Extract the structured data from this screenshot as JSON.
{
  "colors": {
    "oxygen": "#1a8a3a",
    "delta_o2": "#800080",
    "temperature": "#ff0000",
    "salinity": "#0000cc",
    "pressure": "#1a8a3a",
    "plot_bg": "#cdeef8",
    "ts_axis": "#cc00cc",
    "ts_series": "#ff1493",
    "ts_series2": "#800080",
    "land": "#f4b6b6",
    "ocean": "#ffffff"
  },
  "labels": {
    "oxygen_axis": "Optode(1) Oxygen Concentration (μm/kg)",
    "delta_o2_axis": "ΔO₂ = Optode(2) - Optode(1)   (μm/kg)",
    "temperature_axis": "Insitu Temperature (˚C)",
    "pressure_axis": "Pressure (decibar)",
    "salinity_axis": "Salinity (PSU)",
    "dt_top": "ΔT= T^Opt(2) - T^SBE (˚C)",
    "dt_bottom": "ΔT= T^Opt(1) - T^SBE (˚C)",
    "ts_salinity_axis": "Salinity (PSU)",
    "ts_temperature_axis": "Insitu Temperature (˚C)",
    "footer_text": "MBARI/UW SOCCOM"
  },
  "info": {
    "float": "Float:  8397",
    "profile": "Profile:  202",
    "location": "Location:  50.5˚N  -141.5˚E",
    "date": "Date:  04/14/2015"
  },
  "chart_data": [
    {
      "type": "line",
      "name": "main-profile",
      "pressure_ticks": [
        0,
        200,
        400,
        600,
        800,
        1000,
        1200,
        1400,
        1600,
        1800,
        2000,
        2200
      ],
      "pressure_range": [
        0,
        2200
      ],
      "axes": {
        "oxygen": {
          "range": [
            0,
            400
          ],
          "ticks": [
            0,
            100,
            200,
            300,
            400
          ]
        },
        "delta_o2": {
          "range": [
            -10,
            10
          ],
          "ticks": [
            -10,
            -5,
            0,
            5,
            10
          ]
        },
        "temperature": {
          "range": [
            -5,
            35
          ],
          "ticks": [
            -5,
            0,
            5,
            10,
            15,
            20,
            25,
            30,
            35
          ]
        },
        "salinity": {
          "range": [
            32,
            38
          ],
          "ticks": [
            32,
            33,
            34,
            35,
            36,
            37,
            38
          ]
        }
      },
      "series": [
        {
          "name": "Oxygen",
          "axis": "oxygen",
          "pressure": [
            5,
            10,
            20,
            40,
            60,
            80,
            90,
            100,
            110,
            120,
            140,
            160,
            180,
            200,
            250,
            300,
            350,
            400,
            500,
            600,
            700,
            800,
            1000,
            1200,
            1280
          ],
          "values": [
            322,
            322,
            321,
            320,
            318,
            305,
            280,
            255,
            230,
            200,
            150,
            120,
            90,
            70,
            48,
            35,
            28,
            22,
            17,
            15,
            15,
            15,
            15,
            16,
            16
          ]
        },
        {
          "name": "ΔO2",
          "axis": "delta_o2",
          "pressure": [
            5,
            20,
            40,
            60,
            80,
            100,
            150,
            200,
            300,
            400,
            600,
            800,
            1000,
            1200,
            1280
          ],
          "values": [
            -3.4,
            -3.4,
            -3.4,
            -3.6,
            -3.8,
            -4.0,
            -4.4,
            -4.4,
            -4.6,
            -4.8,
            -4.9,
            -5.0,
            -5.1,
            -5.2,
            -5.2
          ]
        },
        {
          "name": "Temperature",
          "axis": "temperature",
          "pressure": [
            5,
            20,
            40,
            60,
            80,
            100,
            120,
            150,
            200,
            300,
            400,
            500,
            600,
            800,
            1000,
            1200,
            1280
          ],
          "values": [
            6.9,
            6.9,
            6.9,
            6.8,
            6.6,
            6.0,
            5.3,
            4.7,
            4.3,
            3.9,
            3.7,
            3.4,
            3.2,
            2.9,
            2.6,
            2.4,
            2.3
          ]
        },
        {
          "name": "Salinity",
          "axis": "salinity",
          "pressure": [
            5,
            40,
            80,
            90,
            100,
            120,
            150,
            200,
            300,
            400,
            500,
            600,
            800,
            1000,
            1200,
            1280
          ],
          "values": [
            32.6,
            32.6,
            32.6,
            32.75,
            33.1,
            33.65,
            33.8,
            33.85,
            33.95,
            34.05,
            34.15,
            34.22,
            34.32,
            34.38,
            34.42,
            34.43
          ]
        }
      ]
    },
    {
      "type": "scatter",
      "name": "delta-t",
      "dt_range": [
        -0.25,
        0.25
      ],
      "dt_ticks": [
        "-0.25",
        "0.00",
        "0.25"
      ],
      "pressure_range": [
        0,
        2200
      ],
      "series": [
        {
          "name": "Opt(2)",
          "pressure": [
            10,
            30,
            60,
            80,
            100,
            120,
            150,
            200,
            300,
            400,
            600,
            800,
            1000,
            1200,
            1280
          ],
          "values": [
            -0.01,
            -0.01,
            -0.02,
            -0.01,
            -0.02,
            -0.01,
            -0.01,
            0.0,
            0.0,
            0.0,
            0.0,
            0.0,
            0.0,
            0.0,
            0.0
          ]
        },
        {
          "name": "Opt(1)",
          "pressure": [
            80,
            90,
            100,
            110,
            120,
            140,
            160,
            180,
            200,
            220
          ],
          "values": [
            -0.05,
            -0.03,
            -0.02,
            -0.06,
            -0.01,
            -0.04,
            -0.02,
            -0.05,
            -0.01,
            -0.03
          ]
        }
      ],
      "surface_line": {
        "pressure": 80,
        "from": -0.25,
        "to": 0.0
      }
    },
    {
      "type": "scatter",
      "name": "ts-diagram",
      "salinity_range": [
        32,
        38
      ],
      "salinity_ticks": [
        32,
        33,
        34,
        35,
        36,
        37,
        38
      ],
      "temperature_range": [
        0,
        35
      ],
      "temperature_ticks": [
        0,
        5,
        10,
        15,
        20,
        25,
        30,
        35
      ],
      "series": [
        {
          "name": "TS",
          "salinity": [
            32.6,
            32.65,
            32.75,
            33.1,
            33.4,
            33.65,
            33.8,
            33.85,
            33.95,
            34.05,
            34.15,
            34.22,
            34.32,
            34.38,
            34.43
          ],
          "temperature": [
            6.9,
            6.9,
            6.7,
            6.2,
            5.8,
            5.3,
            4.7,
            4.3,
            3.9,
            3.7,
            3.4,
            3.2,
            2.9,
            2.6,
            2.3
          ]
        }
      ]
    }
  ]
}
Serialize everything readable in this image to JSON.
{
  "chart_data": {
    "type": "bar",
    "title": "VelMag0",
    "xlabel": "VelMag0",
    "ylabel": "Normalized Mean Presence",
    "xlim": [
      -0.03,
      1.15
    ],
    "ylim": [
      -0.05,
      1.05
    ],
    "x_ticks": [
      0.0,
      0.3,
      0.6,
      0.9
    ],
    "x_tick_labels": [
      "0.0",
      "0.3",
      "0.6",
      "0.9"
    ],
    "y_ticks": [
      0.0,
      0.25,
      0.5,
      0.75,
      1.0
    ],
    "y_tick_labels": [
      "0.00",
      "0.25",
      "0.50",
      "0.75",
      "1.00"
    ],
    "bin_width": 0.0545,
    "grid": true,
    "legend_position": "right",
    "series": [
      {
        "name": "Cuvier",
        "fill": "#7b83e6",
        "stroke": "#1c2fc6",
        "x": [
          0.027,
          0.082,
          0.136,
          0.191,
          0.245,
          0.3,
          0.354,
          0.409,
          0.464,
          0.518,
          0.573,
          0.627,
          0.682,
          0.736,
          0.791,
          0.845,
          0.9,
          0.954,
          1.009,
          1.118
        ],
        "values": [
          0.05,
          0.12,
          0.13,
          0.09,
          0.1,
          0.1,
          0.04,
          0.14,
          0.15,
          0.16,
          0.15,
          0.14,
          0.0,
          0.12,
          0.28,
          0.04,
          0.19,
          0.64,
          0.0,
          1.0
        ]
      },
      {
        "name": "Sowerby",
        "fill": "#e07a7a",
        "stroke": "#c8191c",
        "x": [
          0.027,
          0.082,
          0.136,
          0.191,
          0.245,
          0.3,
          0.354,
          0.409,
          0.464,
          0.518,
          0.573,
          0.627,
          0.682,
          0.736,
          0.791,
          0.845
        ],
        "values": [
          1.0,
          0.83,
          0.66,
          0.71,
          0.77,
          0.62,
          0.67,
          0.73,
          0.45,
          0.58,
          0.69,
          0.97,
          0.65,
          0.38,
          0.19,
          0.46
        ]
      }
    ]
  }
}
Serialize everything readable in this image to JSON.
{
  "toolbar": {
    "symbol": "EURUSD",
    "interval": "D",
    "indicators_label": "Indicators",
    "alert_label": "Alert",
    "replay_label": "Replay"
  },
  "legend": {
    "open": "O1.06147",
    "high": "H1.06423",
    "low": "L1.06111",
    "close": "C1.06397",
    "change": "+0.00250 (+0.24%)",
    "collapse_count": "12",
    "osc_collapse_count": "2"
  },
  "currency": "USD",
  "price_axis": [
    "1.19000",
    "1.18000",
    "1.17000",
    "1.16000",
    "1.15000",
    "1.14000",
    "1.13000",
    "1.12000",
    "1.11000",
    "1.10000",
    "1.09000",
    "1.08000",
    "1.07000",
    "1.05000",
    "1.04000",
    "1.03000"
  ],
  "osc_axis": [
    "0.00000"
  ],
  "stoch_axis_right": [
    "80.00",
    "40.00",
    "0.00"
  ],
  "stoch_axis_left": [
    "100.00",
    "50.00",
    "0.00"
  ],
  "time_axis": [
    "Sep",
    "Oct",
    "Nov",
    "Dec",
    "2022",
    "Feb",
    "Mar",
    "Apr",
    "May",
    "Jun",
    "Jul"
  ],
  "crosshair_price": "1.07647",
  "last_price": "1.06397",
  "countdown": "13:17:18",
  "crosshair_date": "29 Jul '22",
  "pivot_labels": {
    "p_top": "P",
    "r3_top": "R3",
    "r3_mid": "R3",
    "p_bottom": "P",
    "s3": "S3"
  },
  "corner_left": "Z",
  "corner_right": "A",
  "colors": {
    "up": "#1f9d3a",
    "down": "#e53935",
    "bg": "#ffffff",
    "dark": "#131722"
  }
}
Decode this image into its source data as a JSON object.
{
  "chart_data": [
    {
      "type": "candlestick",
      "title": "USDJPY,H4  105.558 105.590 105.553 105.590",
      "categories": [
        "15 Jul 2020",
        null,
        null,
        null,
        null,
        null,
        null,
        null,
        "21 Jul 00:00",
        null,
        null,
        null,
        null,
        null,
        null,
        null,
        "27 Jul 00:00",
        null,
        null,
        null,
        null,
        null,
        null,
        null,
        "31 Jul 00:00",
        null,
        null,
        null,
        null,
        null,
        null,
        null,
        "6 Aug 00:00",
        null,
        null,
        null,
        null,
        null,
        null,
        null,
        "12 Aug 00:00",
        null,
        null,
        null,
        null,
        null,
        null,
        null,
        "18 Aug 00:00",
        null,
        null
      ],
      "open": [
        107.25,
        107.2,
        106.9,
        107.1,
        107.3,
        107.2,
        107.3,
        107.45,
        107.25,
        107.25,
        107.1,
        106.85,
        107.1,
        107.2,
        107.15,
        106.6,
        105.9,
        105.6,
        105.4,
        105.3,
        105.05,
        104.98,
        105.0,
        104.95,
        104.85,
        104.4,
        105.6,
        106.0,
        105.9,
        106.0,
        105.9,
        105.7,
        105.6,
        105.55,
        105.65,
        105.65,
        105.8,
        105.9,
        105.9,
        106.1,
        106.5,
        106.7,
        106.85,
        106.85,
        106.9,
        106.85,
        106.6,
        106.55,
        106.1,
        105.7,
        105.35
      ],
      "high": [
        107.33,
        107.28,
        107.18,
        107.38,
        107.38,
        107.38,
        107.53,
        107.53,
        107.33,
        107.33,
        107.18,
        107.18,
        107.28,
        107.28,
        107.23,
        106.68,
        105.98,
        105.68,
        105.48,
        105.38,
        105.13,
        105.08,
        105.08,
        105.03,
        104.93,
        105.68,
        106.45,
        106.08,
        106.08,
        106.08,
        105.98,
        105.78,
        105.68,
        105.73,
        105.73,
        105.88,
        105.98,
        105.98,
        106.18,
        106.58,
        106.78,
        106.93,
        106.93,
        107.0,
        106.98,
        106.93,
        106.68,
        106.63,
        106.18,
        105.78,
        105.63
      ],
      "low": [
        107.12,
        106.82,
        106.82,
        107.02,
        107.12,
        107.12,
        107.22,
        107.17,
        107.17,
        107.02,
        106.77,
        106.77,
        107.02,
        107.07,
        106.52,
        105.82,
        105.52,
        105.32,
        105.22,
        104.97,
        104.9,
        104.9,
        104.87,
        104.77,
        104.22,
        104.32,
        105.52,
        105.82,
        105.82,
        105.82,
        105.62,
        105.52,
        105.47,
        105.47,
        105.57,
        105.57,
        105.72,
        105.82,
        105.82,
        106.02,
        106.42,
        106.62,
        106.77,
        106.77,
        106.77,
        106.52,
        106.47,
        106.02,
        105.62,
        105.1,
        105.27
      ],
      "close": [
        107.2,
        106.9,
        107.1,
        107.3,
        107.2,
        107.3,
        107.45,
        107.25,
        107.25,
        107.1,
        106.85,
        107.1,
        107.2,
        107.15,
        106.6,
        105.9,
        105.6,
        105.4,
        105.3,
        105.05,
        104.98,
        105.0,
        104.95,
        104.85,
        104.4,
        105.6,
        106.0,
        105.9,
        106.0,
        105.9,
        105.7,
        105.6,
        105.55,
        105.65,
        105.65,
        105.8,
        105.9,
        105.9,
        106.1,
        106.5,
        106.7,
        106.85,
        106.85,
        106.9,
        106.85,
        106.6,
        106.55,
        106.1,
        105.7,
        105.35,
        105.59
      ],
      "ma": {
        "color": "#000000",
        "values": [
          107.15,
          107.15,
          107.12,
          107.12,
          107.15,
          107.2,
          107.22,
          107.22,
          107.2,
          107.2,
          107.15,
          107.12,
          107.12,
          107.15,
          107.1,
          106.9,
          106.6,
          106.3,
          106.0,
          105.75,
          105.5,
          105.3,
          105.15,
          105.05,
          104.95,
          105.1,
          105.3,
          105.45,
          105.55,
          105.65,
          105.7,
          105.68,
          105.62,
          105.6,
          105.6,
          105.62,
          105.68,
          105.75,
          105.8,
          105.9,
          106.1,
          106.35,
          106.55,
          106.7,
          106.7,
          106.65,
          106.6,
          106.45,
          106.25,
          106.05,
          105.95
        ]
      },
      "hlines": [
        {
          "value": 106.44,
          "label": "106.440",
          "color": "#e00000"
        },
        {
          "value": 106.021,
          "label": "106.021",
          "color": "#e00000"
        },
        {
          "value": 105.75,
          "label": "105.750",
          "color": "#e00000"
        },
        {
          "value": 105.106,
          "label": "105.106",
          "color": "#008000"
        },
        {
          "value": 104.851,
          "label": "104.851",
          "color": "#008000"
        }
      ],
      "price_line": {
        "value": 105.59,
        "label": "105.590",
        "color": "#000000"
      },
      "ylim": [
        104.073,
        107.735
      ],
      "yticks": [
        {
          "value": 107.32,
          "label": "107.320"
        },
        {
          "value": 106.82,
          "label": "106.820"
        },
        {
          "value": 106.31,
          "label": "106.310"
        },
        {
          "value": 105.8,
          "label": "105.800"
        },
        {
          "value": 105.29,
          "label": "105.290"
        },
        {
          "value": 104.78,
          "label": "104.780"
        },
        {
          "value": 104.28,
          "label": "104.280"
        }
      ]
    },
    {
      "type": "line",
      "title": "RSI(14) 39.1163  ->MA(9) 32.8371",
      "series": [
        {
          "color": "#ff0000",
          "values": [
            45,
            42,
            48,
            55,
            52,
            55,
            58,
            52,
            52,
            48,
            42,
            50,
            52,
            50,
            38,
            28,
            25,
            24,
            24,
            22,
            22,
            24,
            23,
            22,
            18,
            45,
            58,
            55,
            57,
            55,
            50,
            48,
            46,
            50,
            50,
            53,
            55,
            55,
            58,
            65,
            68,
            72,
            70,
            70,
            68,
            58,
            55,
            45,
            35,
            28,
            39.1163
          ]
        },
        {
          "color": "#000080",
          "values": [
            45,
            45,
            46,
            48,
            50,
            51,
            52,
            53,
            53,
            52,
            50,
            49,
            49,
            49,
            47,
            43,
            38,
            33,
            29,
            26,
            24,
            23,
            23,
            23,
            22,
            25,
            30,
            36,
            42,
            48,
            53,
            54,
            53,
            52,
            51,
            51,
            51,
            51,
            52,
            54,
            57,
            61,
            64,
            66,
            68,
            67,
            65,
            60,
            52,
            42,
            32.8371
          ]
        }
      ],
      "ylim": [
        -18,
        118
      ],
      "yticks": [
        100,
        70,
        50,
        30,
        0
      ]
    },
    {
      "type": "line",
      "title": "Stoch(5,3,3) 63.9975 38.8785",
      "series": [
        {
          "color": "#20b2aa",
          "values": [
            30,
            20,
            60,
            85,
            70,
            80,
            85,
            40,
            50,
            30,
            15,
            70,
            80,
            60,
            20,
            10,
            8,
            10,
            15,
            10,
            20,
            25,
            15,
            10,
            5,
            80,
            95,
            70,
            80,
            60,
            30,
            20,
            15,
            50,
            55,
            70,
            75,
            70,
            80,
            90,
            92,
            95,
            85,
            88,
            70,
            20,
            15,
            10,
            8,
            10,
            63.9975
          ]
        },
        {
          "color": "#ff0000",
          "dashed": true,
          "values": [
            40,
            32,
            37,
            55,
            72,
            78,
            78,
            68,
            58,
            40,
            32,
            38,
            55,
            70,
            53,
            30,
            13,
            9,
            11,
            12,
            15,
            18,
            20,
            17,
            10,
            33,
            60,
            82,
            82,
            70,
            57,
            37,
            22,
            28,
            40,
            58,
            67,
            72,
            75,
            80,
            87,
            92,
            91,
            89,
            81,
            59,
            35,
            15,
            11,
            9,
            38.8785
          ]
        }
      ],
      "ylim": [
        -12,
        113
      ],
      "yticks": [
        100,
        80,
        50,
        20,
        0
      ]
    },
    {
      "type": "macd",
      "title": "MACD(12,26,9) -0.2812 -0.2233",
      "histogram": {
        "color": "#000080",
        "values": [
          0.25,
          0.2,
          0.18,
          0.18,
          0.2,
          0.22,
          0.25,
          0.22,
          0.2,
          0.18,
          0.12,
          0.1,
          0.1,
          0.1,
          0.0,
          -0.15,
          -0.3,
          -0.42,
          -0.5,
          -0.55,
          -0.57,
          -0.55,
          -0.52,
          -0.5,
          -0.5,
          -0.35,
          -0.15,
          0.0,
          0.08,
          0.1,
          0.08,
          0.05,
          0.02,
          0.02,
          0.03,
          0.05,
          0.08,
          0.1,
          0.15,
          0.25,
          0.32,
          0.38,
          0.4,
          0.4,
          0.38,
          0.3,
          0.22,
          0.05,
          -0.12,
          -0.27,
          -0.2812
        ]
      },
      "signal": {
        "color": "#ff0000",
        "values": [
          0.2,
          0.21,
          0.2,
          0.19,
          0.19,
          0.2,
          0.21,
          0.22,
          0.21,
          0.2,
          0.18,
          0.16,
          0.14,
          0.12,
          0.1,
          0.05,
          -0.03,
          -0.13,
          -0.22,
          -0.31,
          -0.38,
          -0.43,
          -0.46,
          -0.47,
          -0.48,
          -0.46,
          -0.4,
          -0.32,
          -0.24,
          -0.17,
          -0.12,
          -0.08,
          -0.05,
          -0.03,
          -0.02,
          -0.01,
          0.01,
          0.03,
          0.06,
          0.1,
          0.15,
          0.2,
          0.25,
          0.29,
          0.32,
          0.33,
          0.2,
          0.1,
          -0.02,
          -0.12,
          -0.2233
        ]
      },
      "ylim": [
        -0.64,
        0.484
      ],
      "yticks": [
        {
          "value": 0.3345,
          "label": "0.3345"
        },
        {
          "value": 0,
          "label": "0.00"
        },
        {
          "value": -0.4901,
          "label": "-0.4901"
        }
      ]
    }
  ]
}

********************

Gather all lines from the listing above in which "JSON" occurs.

**ANSWER BELOW:**
Extract the structured data from this screenshot as JSON.
Serialize everything readable in this image to JSON.
Serialize everything readable in this image to JSON.
Decode this image into its source data as a JSON object.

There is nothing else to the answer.